__Material__:

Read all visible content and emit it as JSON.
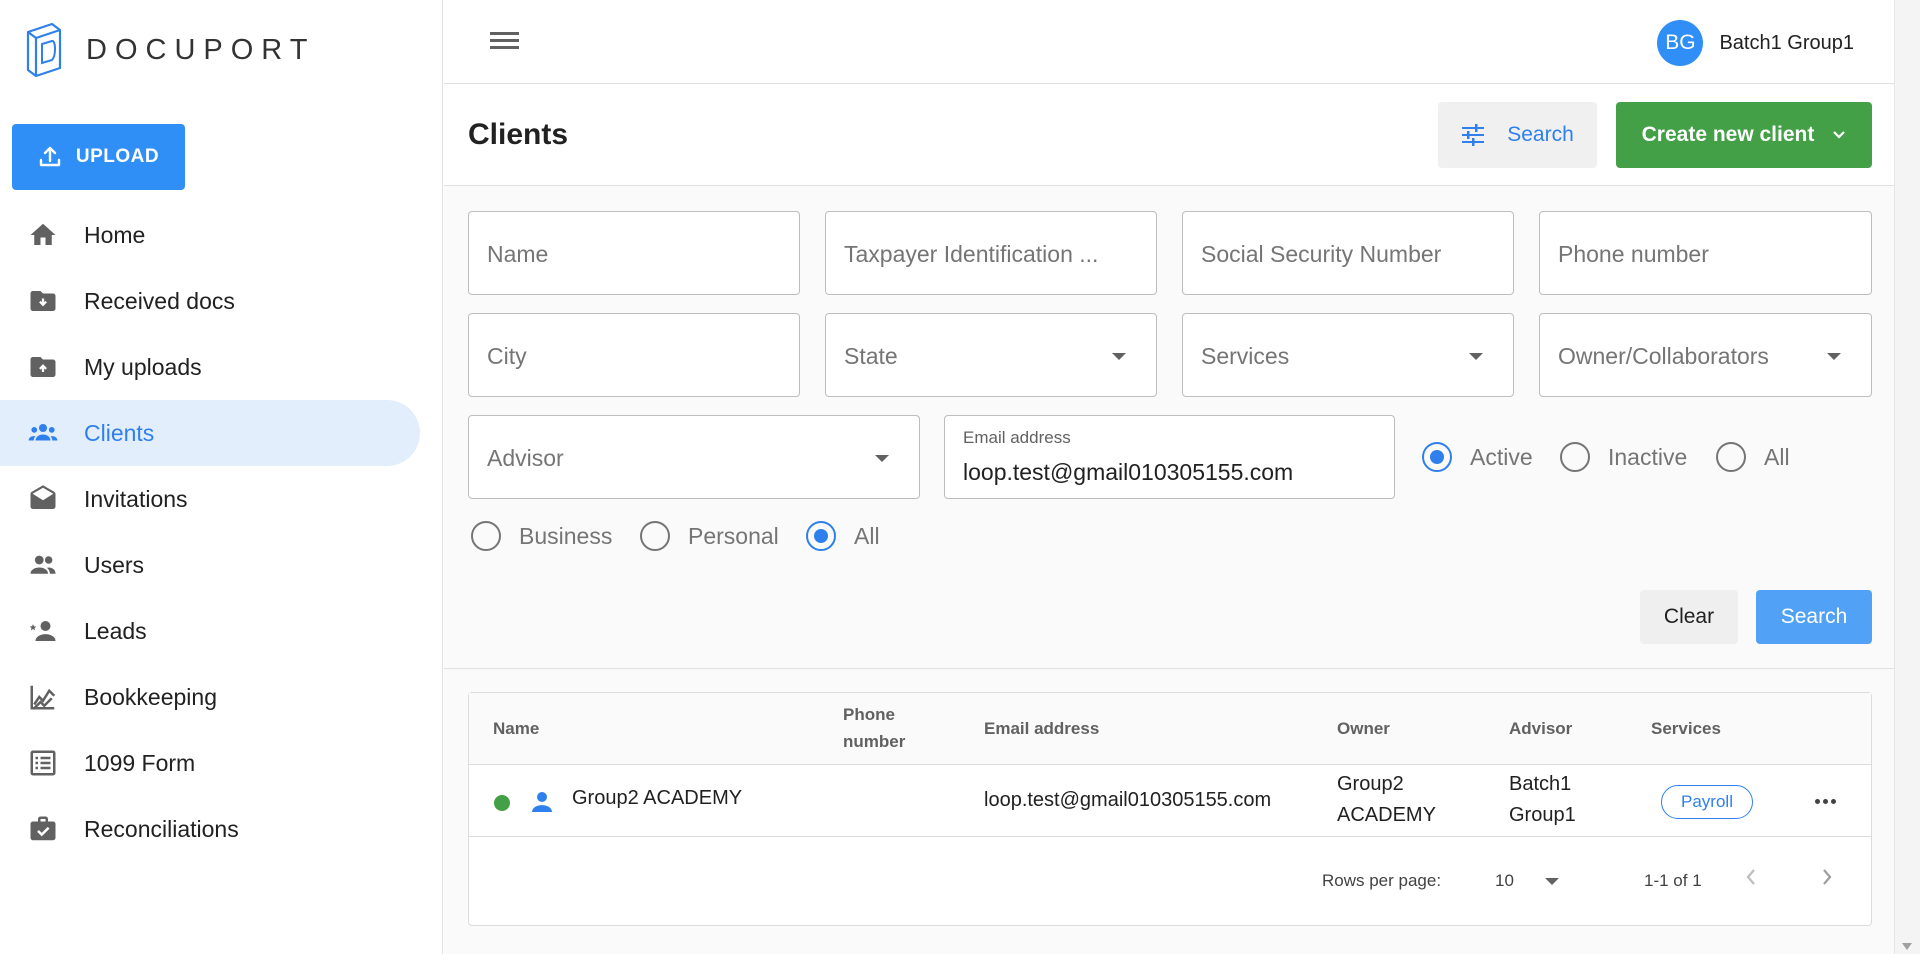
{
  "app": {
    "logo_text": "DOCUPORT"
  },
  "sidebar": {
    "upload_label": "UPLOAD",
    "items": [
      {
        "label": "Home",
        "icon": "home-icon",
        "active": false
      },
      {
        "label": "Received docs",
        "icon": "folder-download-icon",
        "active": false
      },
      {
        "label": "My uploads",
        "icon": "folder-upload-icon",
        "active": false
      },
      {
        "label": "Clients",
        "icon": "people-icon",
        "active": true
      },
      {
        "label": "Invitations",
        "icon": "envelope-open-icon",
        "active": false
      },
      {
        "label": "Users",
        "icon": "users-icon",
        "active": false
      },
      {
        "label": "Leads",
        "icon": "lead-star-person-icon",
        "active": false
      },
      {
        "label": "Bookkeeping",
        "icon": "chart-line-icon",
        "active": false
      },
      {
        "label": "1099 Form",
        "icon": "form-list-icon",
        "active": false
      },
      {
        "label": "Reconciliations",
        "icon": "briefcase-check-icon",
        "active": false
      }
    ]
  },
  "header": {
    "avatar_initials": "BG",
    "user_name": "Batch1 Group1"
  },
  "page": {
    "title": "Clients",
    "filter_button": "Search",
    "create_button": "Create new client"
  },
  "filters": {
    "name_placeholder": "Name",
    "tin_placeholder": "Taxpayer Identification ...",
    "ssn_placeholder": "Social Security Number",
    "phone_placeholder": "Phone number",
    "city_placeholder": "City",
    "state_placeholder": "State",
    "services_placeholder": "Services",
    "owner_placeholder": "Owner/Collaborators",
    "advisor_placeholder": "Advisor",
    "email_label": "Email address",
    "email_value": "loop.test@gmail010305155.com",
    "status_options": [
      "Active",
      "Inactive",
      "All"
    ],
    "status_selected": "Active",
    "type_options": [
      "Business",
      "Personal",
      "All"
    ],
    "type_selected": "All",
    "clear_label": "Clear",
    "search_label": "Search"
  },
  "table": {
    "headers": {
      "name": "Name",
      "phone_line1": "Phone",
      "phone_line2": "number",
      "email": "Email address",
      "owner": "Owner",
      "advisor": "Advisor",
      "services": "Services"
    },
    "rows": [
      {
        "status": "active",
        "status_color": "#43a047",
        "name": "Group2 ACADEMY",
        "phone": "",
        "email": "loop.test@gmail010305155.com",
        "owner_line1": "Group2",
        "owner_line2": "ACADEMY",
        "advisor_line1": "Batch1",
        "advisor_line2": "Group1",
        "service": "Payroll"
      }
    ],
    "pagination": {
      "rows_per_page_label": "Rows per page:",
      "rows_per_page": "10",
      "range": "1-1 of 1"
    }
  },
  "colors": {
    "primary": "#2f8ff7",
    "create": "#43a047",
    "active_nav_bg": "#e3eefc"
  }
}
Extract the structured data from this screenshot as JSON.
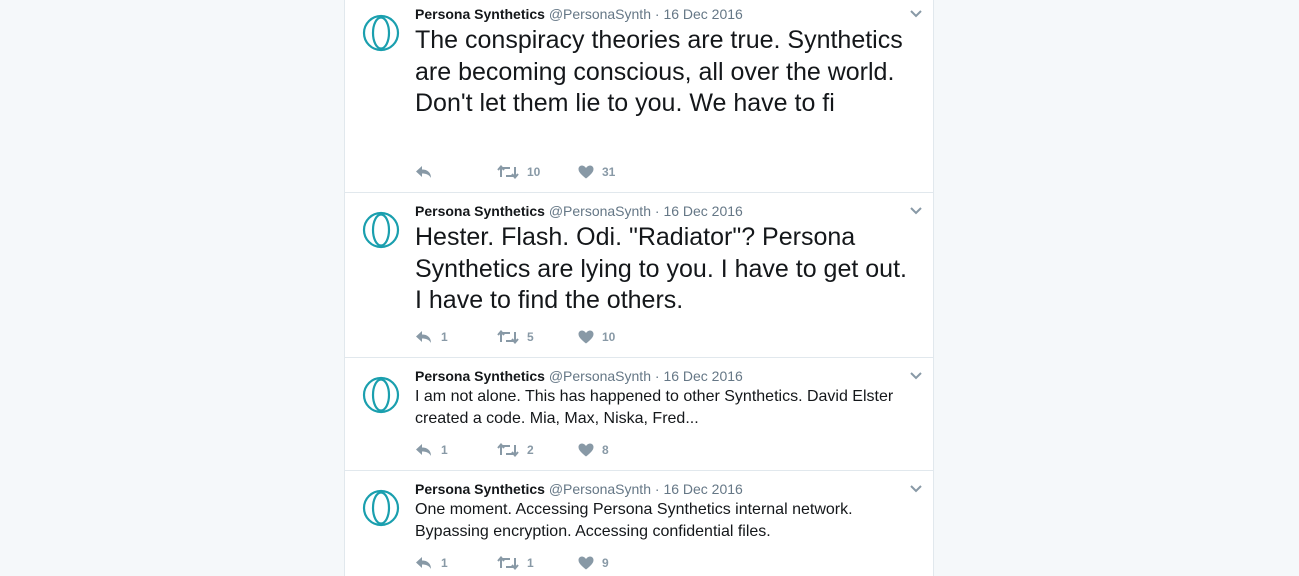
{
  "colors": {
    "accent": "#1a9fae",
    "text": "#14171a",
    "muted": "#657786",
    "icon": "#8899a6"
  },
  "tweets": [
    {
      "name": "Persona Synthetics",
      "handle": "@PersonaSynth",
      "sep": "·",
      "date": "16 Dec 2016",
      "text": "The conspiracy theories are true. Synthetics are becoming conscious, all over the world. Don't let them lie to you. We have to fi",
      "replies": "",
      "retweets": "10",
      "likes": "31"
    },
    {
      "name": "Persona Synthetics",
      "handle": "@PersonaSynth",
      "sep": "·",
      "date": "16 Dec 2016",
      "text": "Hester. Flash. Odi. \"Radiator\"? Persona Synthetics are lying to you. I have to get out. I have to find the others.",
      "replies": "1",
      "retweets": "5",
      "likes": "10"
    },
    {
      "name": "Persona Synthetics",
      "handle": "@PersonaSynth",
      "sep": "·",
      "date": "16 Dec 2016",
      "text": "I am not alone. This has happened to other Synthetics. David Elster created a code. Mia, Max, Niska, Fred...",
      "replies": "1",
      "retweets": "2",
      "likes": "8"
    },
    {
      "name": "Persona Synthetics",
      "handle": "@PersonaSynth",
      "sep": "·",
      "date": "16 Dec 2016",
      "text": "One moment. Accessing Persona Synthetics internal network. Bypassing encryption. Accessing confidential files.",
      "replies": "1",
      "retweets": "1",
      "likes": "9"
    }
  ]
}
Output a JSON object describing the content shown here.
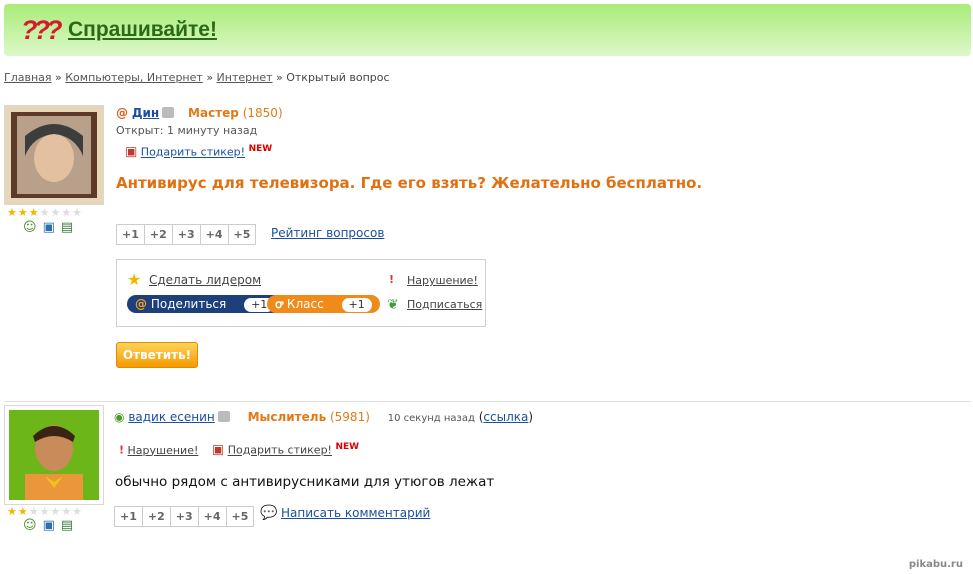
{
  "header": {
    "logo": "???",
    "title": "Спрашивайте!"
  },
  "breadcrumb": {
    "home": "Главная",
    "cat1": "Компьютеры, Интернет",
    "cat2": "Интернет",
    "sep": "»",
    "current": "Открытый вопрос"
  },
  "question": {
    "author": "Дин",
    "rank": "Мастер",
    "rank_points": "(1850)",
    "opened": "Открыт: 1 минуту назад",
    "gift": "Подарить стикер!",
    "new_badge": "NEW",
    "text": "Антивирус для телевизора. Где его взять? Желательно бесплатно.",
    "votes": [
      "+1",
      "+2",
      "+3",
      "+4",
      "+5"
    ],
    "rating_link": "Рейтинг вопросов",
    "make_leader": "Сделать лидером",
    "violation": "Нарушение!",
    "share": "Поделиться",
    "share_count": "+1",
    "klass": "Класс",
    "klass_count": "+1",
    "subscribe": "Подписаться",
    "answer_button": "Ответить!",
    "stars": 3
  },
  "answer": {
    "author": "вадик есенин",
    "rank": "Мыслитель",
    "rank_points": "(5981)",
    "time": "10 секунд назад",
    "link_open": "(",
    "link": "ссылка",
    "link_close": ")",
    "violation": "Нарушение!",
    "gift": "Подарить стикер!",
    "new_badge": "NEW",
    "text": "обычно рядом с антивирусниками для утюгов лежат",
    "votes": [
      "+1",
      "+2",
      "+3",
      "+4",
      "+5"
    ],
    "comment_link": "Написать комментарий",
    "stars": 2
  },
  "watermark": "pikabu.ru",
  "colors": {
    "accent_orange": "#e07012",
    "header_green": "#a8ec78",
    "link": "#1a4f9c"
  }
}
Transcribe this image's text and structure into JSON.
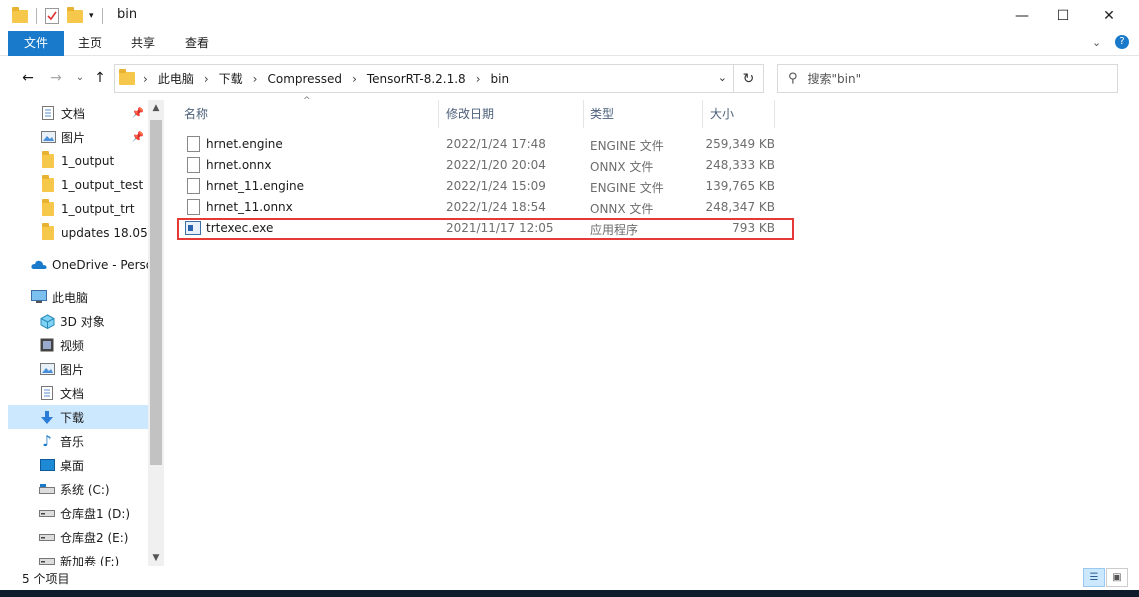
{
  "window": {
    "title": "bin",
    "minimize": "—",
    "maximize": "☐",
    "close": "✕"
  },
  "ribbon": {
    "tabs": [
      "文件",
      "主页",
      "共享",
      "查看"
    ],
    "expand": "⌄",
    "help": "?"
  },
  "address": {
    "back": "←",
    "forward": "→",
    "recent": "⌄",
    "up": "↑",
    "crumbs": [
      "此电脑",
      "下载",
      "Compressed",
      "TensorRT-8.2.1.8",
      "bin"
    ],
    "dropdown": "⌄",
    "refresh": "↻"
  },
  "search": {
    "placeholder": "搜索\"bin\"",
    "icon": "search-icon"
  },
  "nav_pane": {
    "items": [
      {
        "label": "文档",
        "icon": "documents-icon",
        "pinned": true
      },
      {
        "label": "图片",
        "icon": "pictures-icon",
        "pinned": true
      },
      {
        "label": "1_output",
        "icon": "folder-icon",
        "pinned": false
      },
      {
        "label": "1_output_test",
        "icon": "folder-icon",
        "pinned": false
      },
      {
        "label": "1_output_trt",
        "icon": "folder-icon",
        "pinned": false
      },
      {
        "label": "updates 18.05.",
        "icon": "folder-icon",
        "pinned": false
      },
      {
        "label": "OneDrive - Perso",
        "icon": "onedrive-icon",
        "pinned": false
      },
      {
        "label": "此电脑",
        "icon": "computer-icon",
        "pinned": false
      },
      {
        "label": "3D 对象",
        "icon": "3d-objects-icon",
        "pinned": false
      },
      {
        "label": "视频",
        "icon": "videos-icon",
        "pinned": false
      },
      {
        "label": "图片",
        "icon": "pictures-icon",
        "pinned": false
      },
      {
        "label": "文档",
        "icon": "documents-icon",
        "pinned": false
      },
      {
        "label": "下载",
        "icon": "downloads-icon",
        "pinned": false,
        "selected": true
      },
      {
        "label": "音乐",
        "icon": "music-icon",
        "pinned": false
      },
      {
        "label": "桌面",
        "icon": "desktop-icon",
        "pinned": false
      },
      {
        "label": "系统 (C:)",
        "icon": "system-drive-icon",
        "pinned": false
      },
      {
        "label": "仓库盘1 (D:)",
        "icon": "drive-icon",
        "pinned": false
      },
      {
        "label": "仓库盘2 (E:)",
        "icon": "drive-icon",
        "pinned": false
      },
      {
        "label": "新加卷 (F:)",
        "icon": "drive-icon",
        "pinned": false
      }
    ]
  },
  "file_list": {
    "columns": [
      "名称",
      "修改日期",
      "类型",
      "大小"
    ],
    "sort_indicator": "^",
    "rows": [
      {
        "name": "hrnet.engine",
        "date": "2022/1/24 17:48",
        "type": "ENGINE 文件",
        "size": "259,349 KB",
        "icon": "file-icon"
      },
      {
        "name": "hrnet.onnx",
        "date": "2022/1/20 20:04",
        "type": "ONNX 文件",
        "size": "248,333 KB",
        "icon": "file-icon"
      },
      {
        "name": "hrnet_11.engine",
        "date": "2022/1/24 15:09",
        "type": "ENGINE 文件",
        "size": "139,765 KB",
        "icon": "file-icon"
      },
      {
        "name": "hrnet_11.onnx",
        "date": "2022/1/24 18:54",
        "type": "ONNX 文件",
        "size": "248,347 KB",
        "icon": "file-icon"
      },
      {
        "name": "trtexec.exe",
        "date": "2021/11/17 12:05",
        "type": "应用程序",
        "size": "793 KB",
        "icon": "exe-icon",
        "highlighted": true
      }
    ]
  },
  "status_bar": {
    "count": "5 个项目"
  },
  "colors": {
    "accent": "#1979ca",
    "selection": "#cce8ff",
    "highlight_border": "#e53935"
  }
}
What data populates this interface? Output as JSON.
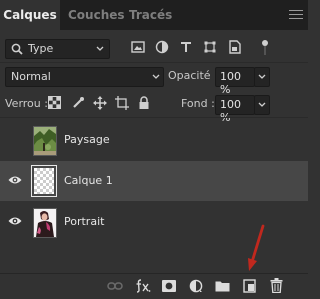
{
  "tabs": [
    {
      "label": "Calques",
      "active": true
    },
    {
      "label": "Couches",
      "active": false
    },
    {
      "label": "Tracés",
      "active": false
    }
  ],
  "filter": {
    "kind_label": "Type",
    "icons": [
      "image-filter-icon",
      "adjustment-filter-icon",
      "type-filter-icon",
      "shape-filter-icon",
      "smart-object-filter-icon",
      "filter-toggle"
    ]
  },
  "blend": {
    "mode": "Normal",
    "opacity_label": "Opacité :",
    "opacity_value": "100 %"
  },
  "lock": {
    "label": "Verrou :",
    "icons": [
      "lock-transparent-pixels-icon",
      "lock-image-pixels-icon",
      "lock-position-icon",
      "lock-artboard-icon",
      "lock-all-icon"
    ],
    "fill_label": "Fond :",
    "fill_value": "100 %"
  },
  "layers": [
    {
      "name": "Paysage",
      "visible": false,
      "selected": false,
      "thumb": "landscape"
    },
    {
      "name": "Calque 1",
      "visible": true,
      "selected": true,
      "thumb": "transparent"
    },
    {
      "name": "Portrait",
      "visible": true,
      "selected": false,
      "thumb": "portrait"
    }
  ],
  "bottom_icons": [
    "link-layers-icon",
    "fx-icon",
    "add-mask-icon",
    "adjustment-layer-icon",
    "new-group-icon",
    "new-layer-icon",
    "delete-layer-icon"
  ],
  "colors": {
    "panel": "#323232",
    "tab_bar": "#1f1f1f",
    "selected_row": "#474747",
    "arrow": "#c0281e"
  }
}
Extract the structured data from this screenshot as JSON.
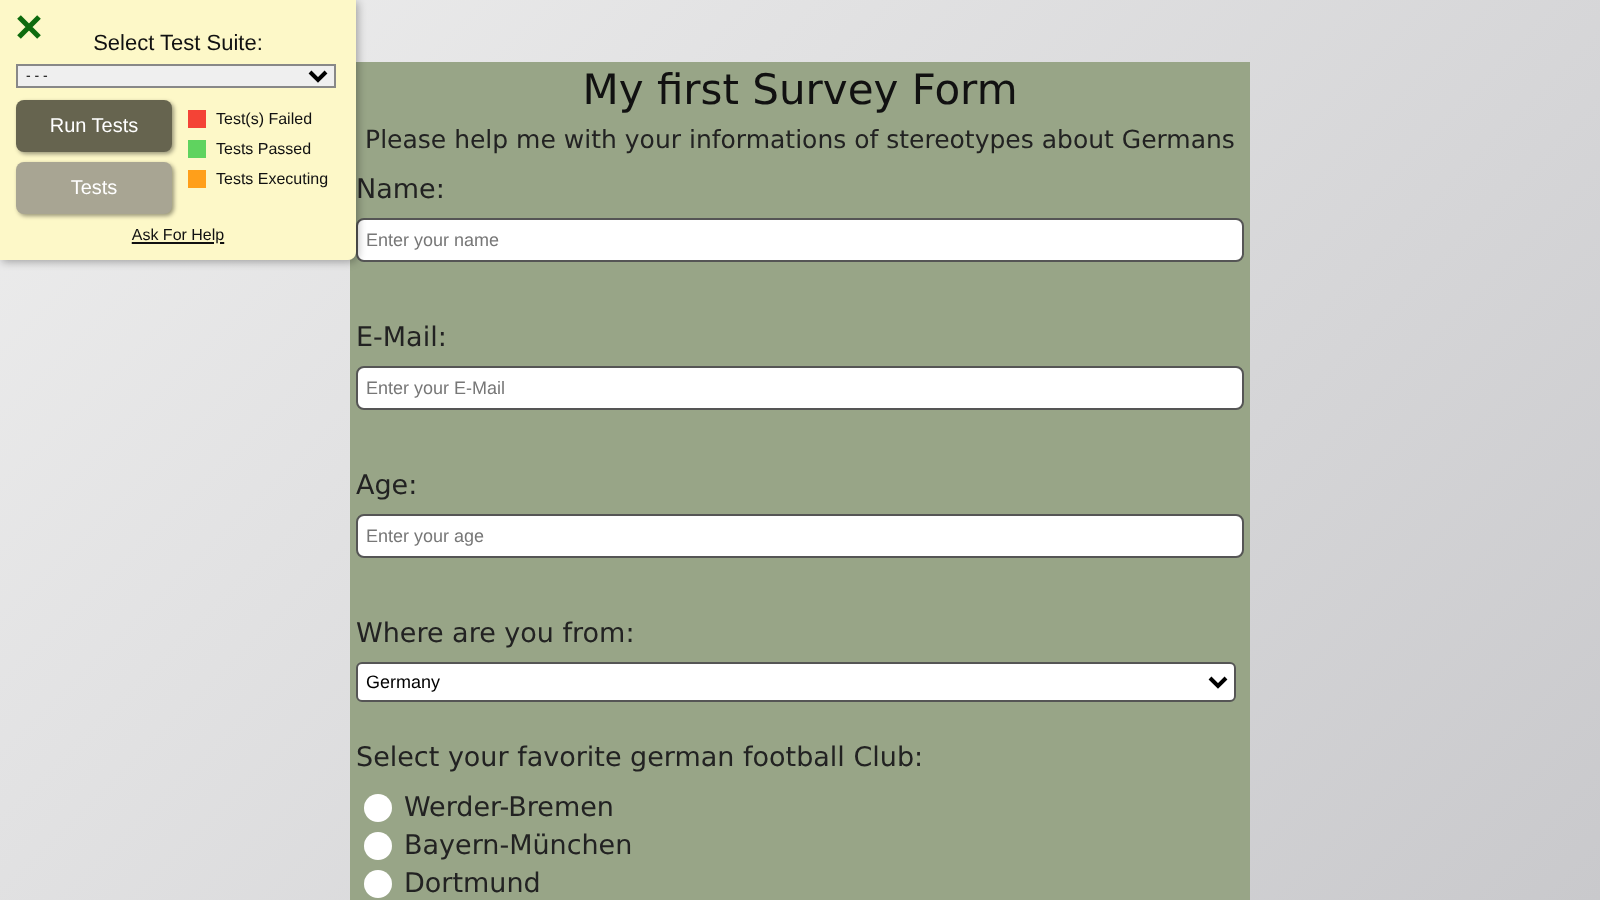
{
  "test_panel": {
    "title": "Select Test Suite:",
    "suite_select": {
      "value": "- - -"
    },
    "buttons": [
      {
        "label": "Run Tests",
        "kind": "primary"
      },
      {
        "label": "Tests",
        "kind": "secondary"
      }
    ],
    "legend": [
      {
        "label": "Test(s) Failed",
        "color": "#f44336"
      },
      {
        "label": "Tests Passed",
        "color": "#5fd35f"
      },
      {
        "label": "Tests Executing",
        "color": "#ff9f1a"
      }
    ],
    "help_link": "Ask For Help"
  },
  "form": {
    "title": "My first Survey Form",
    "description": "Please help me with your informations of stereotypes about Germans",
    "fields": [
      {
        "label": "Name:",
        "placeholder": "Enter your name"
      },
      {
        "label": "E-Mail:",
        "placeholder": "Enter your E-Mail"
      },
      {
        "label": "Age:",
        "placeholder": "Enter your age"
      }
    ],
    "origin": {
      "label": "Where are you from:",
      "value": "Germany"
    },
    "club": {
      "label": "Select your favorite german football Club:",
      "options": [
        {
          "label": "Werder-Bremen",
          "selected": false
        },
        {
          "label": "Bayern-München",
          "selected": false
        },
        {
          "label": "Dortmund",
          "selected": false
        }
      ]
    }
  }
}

__Goal__: Which lines of the data include "ACADEMY"? Copy each of them.

__The result__:
        "name": "Group2 ACADEMY",
        "owner_line2": "ACADEMY",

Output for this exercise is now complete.